====== TASK INPUT ======
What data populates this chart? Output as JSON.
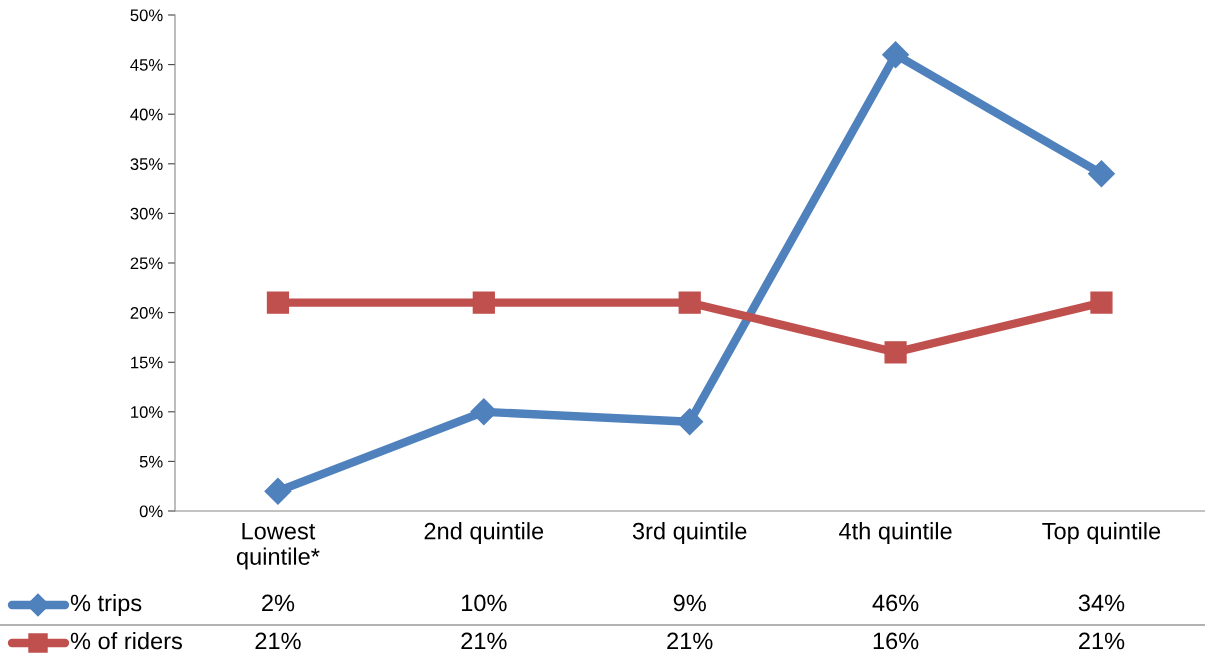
{
  "chart_data": {
    "type": "line",
    "categories": [
      "Lowest\nquintile*",
      "2nd quintile",
      "3rd quintile",
      "4th quintile",
      "Top quintile"
    ],
    "series": [
      {
        "name": "% trips",
        "color": "#4f81bd",
        "marker": "diamond",
        "values": [
          2,
          10,
          9,
          46,
          34
        ],
        "value_labels": [
          "2%",
          "10%",
          "9%",
          "46%",
          "34%"
        ]
      },
      {
        "name": "% of riders",
        "color": "#c0504d",
        "marker": "square",
        "values": [
          21,
          21,
          21,
          16,
          21
        ],
        "value_labels": [
          "21%",
          "21%",
          "21%",
          "16%",
          "21%"
        ]
      }
    ],
    "ylim": [
      0,
      50
    ],
    "yticks": [
      {
        "value": 0,
        "label": "0%"
      },
      {
        "value": 5,
        "label": "5%"
      },
      {
        "value": 10,
        "label": "10%"
      },
      {
        "value": 15,
        "label": "15%"
      },
      {
        "value": 20,
        "label": "20%"
      },
      {
        "value": 25,
        "label": "25%"
      },
      {
        "value": 30,
        "label": "30%"
      },
      {
        "value": 35,
        "label": "35%"
      },
      {
        "value": 40,
        "label": "40%"
      },
      {
        "value": 45,
        "label": "45%"
      },
      {
        "value": 50,
        "label": "50%"
      }
    ],
    "grid": false,
    "legend": "bottom",
    "line_style": "solid"
  }
}
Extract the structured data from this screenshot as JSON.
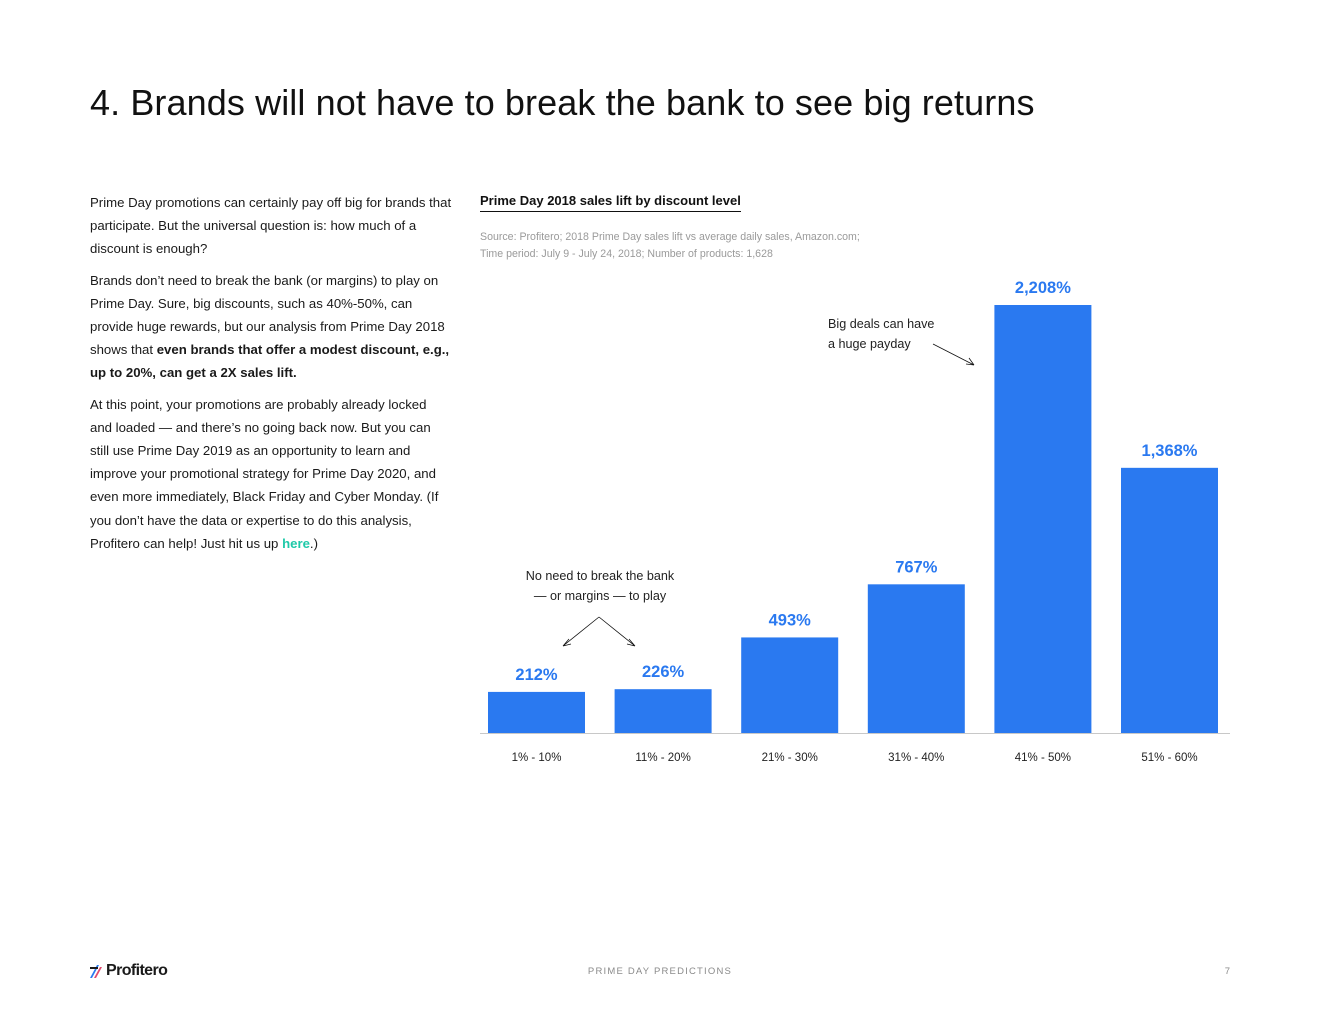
{
  "page": {
    "title": "4. Brands will not have to break the bank to see big returns"
  },
  "body": {
    "p1": "Prime Day promotions can certainly pay off big for brands that participate. But the universal question is: how much of a discount is enough?",
    "p2_pre": "Brands don’t need to break the bank (or margins) to play on Prime Day. Sure, big discounts, such as 40%-50%, can provide huge rewards, but our analysis from Prime Day 2018 shows that ",
    "p2_bold": "even brands that offer a modest discount, e.g., up to 20%, can get a 2X sales lift.",
    "p3_pre": "At this point, your promotions are probably already locked and loaded — and there’s no going back now. But you can still use Prime Day 2019 as an opportunity to learn and improve your promotional strategy for Prime Day 2020, and even more immediately, Black Friday and Cyber Monday. (If you don’t have the data or expertise to do this analysis, Profitero can help! Just hit us up ",
    "p3_link": "here",
    "p3_post": ".)"
  },
  "chart": {
    "source_line1": "Source: Profitero; 2018 Prime Day sales lift vs average daily sales, Amazon.com;",
    "source_line2": "Time period: July 9 - July 24, 2018; Number of products: 1,628",
    "annotation_left_line1": "No need to break the bank",
    "annotation_left_line2": "— or margins — to play",
    "annotation_right_line1": "Big deals can have",
    "annotation_right_line2": "a huge payday"
  },
  "chart_data": {
    "type": "bar",
    "title": "Prime Day 2018 sales lift by discount level",
    "categories": [
      "1% - 10%",
      "11% - 20%",
      "21% - 30%",
      "31% - 40%",
      "41% - 50%",
      "51% - 60%"
    ],
    "values": [
      212,
      226,
      493,
      767,
      2208,
      1368
    ],
    "value_labels": [
      "212%",
      "226%",
      "493%",
      "767%",
      "2,208%",
      "1,368%"
    ],
    "ylim": [
      0,
      2208
    ],
    "grid": false,
    "bar_color": "#2a79f0",
    "label_color": "#2a79f0"
  },
  "footer": {
    "logo": "Profitero",
    "center": "PRIME DAY PREDICTIONS",
    "page_number": "7"
  },
  "colors": {
    "accent": "#2a79f0",
    "link": "#1ec9a8"
  }
}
======
**EXERCISE PROMPT**
Take the line that contains "Extract the structured" and every line after it to the end of the records above; quote them exactly, leaving out the pictures.

**TASK RESPONSE**
Extract the structured data from this screenshot as JSON.
{
  "page": {
    "title": "4. Brands will not have to break the bank to see big returns"
  },
  "body": {
    "p1": "Prime Day promotions can certainly pay off big for brands that participate. But the universal question is: how much of a discount is enough?",
    "p2_pre": "Brands don’t need to break the bank (or margins) to play on Prime Day. Sure, big discounts, such as 40%-50%, can provide huge rewards, but our analysis from Prime Day 2018 shows that ",
    "p2_bold": "even brands that offer a modest discount, e.g., up to 20%, can get a 2X sales lift.",
    "p3_pre": "At this point, your promotions are probably already locked and loaded — and there’s no going back now. But you can still use Prime Day 2019 as an opportunity to learn and improve your promotional strategy for Prime Day 2020, and even more immediately, Black Friday and Cyber Monday. (If you don’t have the data or expertise to do this analysis, Profitero can help! Just hit us up ",
    "p3_link": "here",
    "p3_post": ".)"
  },
  "chart": {
    "source_line1": "Source: Profitero; 2018 Prime Day sales lift vs average daily sales, Amazon.com;",
    "source_line2": "Time period: July 9 - July 24, 2018; Number of products: 1,628",
    "annotation_left_line1": "No need to break the bank",
    "annotation_left_line2": "— or margins — to play",
    "annotation_right_line1": "Big deals can have",
    "annotation_right_line2": "a huge payday"
  },
  "chart_data": {
    "type": "bar",
    "title": "Prime Day 2018 sales lift by discount level",
    "categories": [
      "1% - 10%",
      "11% - 20%",
      "21% - 30%",
      "31% - 40%",
      "41% - 50%",
      "51% - 60%"
    ],
    "values": [
      212,
      226,
      493,
      767,
      2208,
      1368
    ],
    "value_labels": [
      "212%",
      "226%",
      "493%",
      "767%",
      "2,208%",
      "1,368%"
    ],
    "ylim": [
      0,
      2208
    ],
    "grid": false,
    "bar_color": "#2a79f0",
    "label_color": "#2a79f0"
  },
  "footer": {
    "logo": "Profitero",
    "center": "PRIME DAY PREDICTIONS",
    "page_number": "7"
  },
  "colors": {
    "accent": "#2a79f0",
    "link": "#1ec9a8"
  }
}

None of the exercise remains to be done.